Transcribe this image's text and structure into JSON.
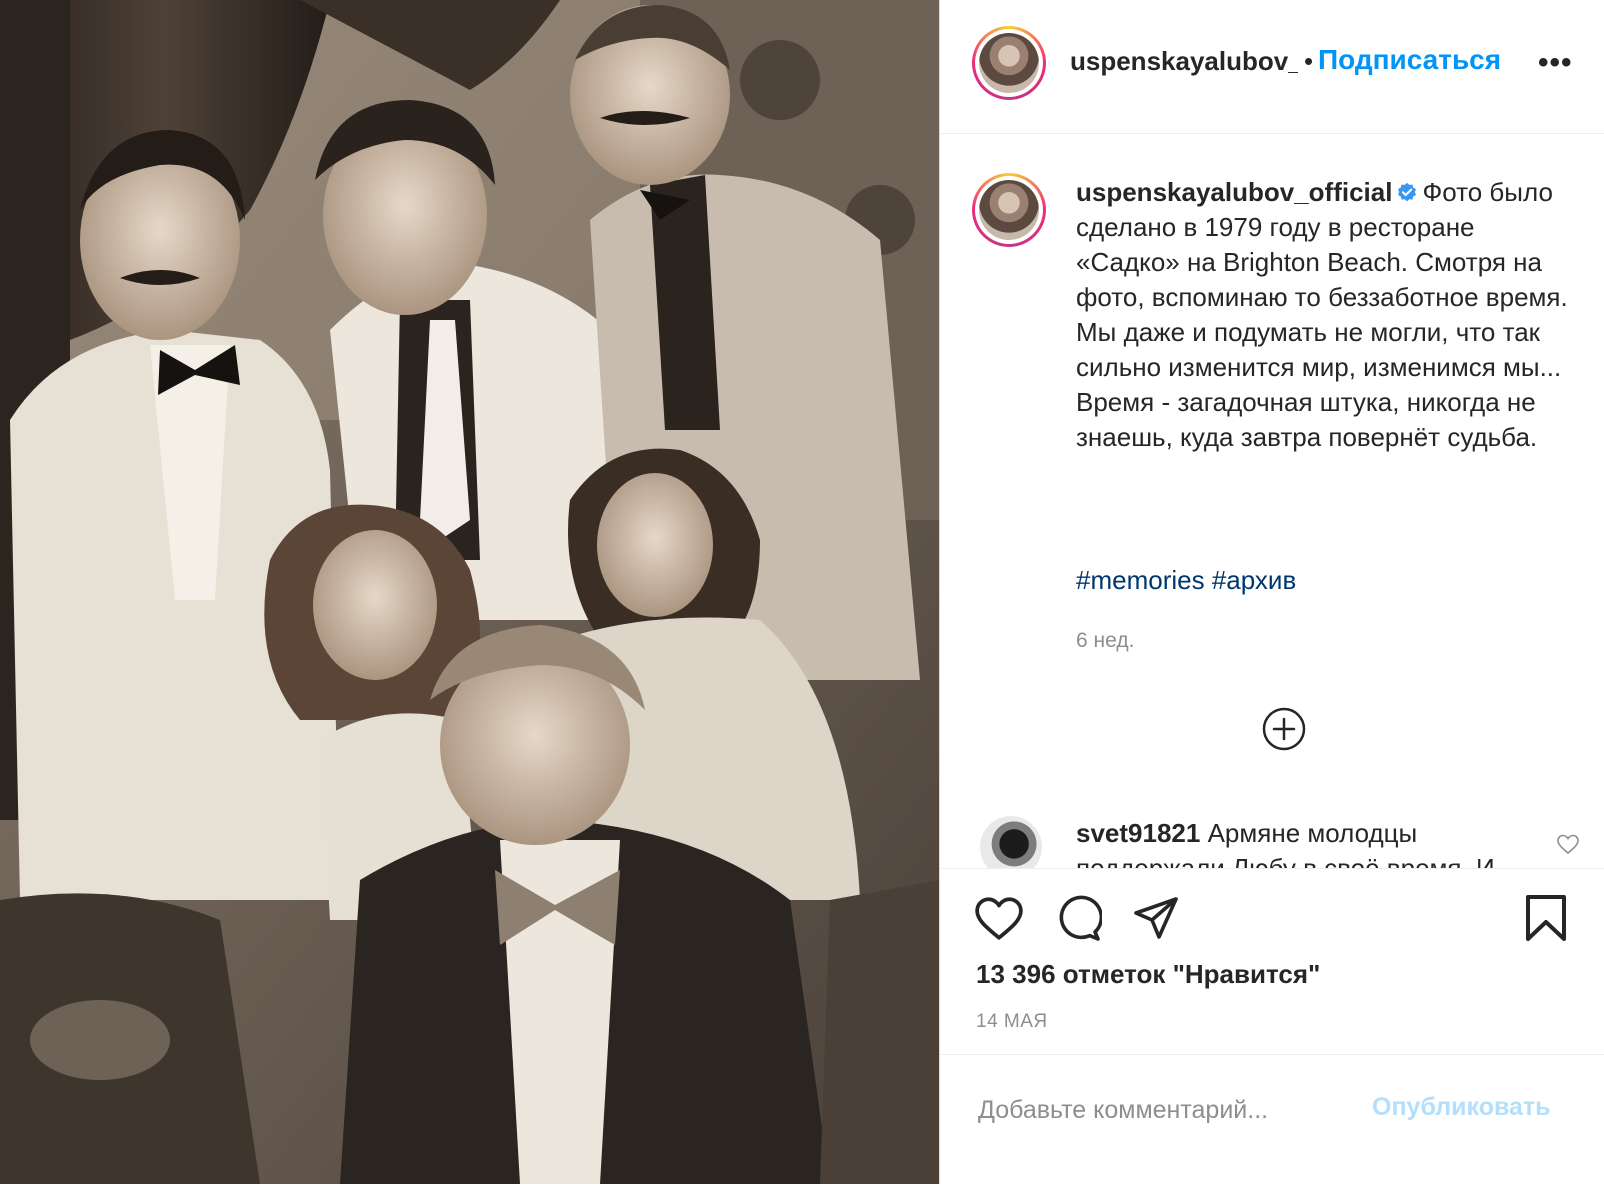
{
  "photo": {
    "alt": ""
  },
  "header": {
    "username": "uspenskayalubov_official",
    "separator": "•",
    "follow_label": "Подписаться",
    "more_icon": "ellipsis-icon"
  },
  "caption": {
    "username": "uspenskayalubov_official",
    "verified_icon": "verified-badge-icon",
    "text": "Фото было сделано в 1979 году в ресторане «Садко» на Brighton Beach. Смотря на фото, вспоминаю то беззаботное время. Мы даже и подумать не могли, что так сильно изменится мир, изменимся мы... Время - загадочная штука, никогда не знаешь, куда завтра повернёт судьба.",
    "hashtags": [
      "#memories",
      "#архив"
    ],
    "time_ago": "6 нед."
  },
  "load_more_icon": "plus-circle-icon",
  "comments": [
    {
      "username": "svet91821",
      "text": "Армяне молодцы поддержали Любу в своё время. И",
      "like_icon": "heart-outline-icon"
    }
  ],
  "actions": {
    "like_icon": "heart-outline-icon",
    "comment_icon": "comment-bubble-icon",
    "share_icon": "paper-plane-icon",
    "save_icon": "bookmark-icon",
    "likes_text": "13 396 отметок \"Нравится\"",
    "date": "14 МАЯ"
  },
  "add_comment": {
    "placeholder": "Добавьте комментарий...",
    "publish_label": "Опубликовать"
  },
  "colors": {
    "accent": "#0095f6",
    "hashtag": "#00376b",
    "muted": "#8e8e8e",
    "publish_disabled": "#b2dffc"
  }
}
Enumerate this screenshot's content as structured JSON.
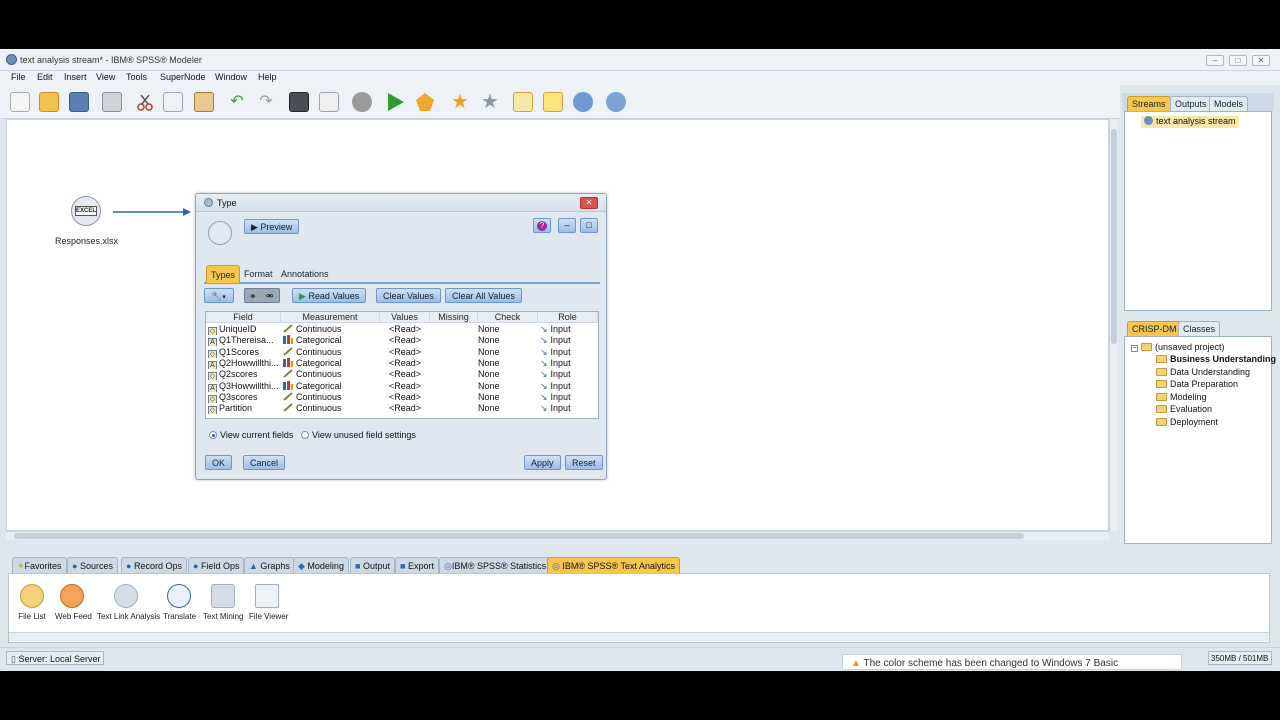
{
  "window": {
    "title": "text analysis stream* - IBM® SPSS® Modeler",
    "min": "–",
    "max": "□",
    "close": "✕"
  },
  "menu": [
    "File",
    "Edit",
    "Insert",
    "View",
    "Tools",
    "SuperNode",
    "Window",
    "Help"
  ],
  "toolbar_icons": [
    "new-stream-icon",
    "open-icon",
    "save-icon",
    "print-icon",
    "cut-icon",
    "copy-icon",
    "paste-icon",
    "undo-icon",
    "redo-icon",
    "find-icon",
    "edit-icon",
    "stop-icon",
    "run-icon",
    "run-selection-icon",
    "star-icon",
    "favorite-icon",
    "annotation-icon",
    "comment-icon",
    "zoom-icon",
    "preview-icon"
  ],
  "canvas": {
    "source_node_label": "Responses.xlsx",
    "source_node_glyph": "EXCEL"
  },
  "right_panel": {
    "tabs_top": [
      "Streams",
      "Outputs",
      "Models"
    ],
    "stream_item": "text analysis stream",
    "tabs_bottom": [
      "CRISP-DM",
      "Classes"
    ],
    "project_root": "(unsaved project)",
    "project_items": [
      "Business Understanding",
      "Data Understanding",
      "Data Preparation",
      "Modeling",
      "Evaluation",
      "Deployment"
    ]
  },
  "dialog": {
    "title": "Type",
    "close": "✕",
    "preview_label": "Preview",
    "tabs": [
      "Types",
      "Format",
      "Annotations"
    ],
    "read_values_label": "Read Values",
    "clear_values_label": "Clear Values",
    "clear_all_values_label": "Clear All Values",
    "columns": [
      "Field",
      "Measurement",
      "Values",
      "Missing",
      "Check",
      "Role"
    ],
    "rows": [
      {
        "field": "UniqueID",
        "type_icon": "range",
        "measurement": "Continuous",
        "values": "<Read>",
        "missing": "",
        "check": "None",
        "role": "Input"
      },
      {
        "field": "Q1Thereisa...",
        "type_icon": "string",
        "measurement": "Categorical",
        "values": "<Read>",
        "missing": "",
        "check": "None",
        "role": "Input"
      },
      {
        "field": "Q1Scores",
        "type_icon": "range",
        "measurement": "Continuous",
        "values": "<Read>",
        "missing": "",
        "check": "None",
        "role": "Input"
      },
      {
        "field": "Q2Howwillthi...",
        "type_icon": "string",
        "measurement": "Categorical",
        "values": "<Read>",
        "missing": "",
        "check": "None",
        "role": "Input"
      },
      {
        "field": "Q2scores",
        "type_icon": "range",
        "measurement": "Continuous",
        "values": "<Read>",
        "missing": "",
        "check": "None",
        "role": "Input"
      },
      {
        "field": "Q3Howwillthi...",
        "type_icon": "string",
        "measurement": "Categorical",
        "values": "<Read>",
        "missing": "",
        "check": "None",
        "role": "Input"
      },
      {
        "field": "Q3scores",
        "type_icon": "range",
        "measurement": "Continuous",
        "values": "<Read>",
        "missing": "",
        "check": "None",
        "role": "Input"
      },
      {
        "field": "Partition",
        "type_icon": "range",
        "measurement": "Continuous",
        "values": "<Read>",
        "missing": "",
        "check": "None",
        "role": "Input"
      }
    ],
    "radio_current": "View current fields",
    "radio_unused": "View unused field settings",
    "ok_label": "OK",
    "cancel_label": "Cancel",
    "apply_label": "Apply",
    "reset_label": "Reset"
  },
  "palette": {
    "tabs": [
      "Favorites",
      "Sources",
      "Record Ops",
      "Field Ops",
      "Graphs",
      "Modeling",
      "Output",
      "Export",
      "IBM® SPSS® Statistics",
      "IBM® SPSS® Text Analytics"
    ],
    "active_tab": "IBM® SPSS® Text Analytics",
    "nodes": [
      "File List",
      "Web Feed",
      "Text Link Analysis",
      "Translate",
      "Text Mining",
      "File Viewer"
    ]
  },
  "status": {
    "server": "Server: Local Server",
    "notification": "The color scheme has been changed to Windows 7 Basic",
    "memory": "350MB / 501MB"
  },
  "colors": {
    "accent_tab": "#f7c64b",
    "button_blue": "#9dbde6",
    "run_green": "#2e9b2e",
    "arrow_blue": "#2f66b0"
  }
}
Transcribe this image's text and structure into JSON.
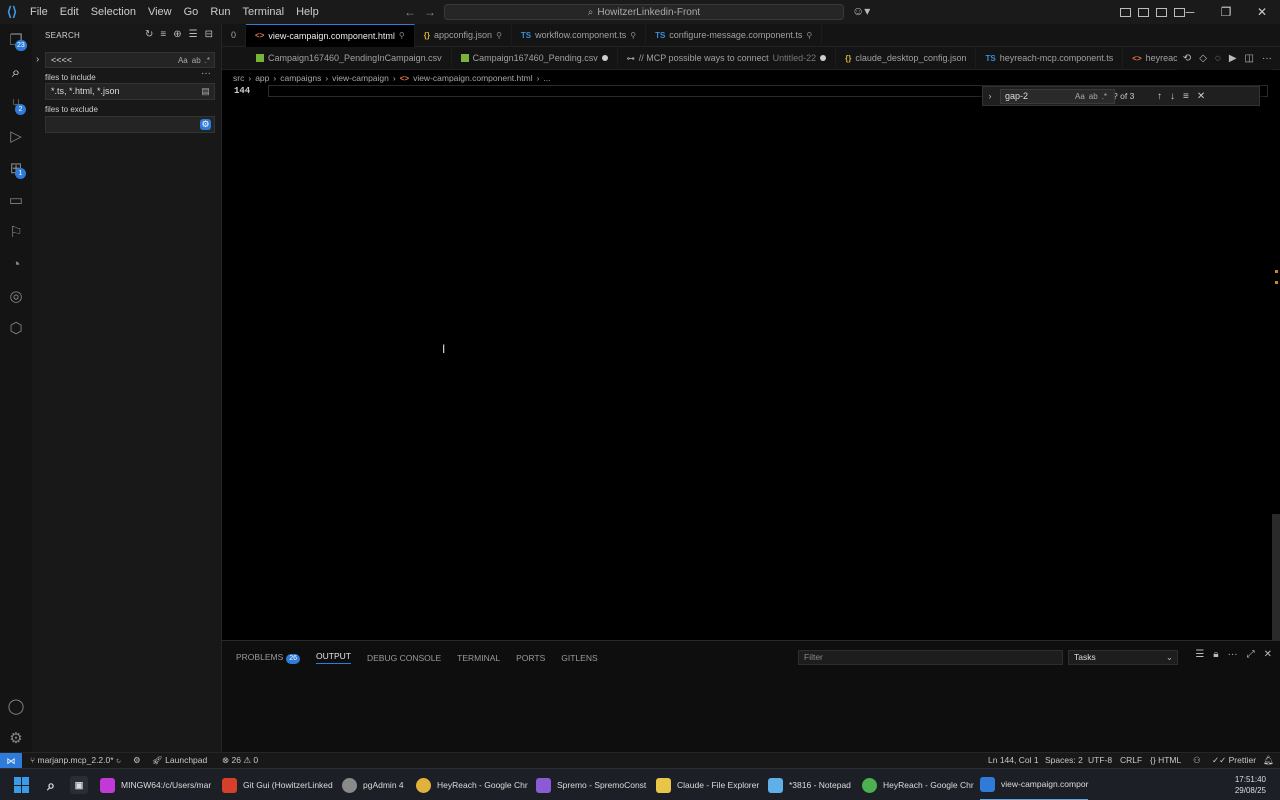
{
  "titlebar": {
    "menu": [
      "File",
      "Edit",
      "Selection",
      "View",
      "Go",
      "Run",
      "Terminal",
      "Help"
    ],
    "command_center": "HowitzerLinkedin-Front"
  },
  "activity_bar": {
    "explorer_badge": "23",
    "source_control_badge": "2",
    "extensions_badge": "1"
  },
  "sidebar": {
    "title": "SEARCH",
    "search_value": "<<<<",
    "include_label": "files to include",
    "include_value": "*.ts, *.html, *.json",
    "exclude_label": "files to exclude",
    "exclude_value": ""
  },
  "tabs_row1": [
    {
      "label": "0",
      "icon": "",
      "pinned": false
    },
    {
      "label": "view-campaign.component.html",
      "icon": "html",
      "pinned": true,
      "active": true
    },
    {
      "label": "appconfig.json",
      "icon": "json",
      "pinned": true
    },
    {
      "label": "workflow.component.ts",
      "icon": "ts",
      "pinned": true
    },
    {
      "label": "configure-message.component.ts",
      "icon": "ts",
      "pinned": true
    }
  ],
  "tabs_row2": [
    {
      "label": "Campaign167460_PendingInCampaign.csv",
      "icon": "csv"
    },
    {
      "label": "Campaign167460_Pending.csv",
      "icon": "csv",
      "dirty": true
    },
    {
      "label": "// MCP possible ways to connect",
      "icon": "mcp",
      "extra": "Untitled-22",
      "dirty": true
    },
    {
      "label": "claude_desktop_config.json",
      "icon": "json"
    },
    {
      "label": "heyreach-mcp.component.ts",
      "icon": "ts"
    },
    {
      "label": "heyreach-",
      "icon": "html"
    }
  ],
  "breadcrumb": [
    "src",
    "app",
    "campaigns",
    "view-campaign",
    "view-campaign.component.html",
    "..."
  ],
  "editor": {
    "line_number": "144"
  },
  "find_widget": {
    "query": "gap-2",
    "match_count": "? of 3",
    "opt_case": "Aa",
    "opt_word": "ab",
    "opt_regex": ".*"
  },
  "panel": {
    "tabs": [
      "PROBLEMS",
      "OUTPUT",
      "DEBUG CONSOLE",
      "TERMINAL",
      "PORTS",
      "GITLENS"
    ],
    "problems_count": "26",
    "active_tab": "OUTPUT",
    "filter_placeholder": "Filter",
    "select_value": "Tasks"
  },
  "statusbar": {
    "branch": "marjanp.mcp_2.2.0*",
    "launchpad": "Launchpad",
    "errors": "26",
    "warnings": "0",
    "position": "Ln 144, Col 1",
    "spaces": "Spaces: 2",
    "encoding": "UTF-8",
    "eol": "CRLF",
    "language": "HTML",
    "prettier": "Prettier"
  },
  "taskbar": {
    "apps": [
      {
        "label": "MINGW64:/c/Users/mar",
        "color": "#c23ad6"
      },
      {
        "label": "Git Gui (HowitzerLinked",
        "color": "#d6402b"
      },
      {
        "label": "pgAdmin 4",
        "color": "#8a8a8a"
      },
      {
        "label": "HeyReach - Google Chr",
        "color": "#e0b23b"
      },
      {
        "label": "Spremo - SpremoConst",
        "color": "#8b5bd6"
      },
      {
        "label": "Claude - File Explorer",
        "color": "#e8c547"
      },
      {
        "label": "*3816 - Notepad",
        "color": "#5fb0e8"
      },
      {
        "label": "HeyReach - Google Chr",
        "color": "#4caf50"
      },
      {
        "label": "view-campaign.compor",
        "color": "#2f7bd9"
      }
    ],
    "time": "17:51:40",
    "date": "29/08/25"
  }
}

****

**PROBLEM STATEMENT**
Check each line above for the word "Data", and copy the lines where it appears.

**EXERCISE RESPONSE**
      "Data Understanding",
      "Data Preparation",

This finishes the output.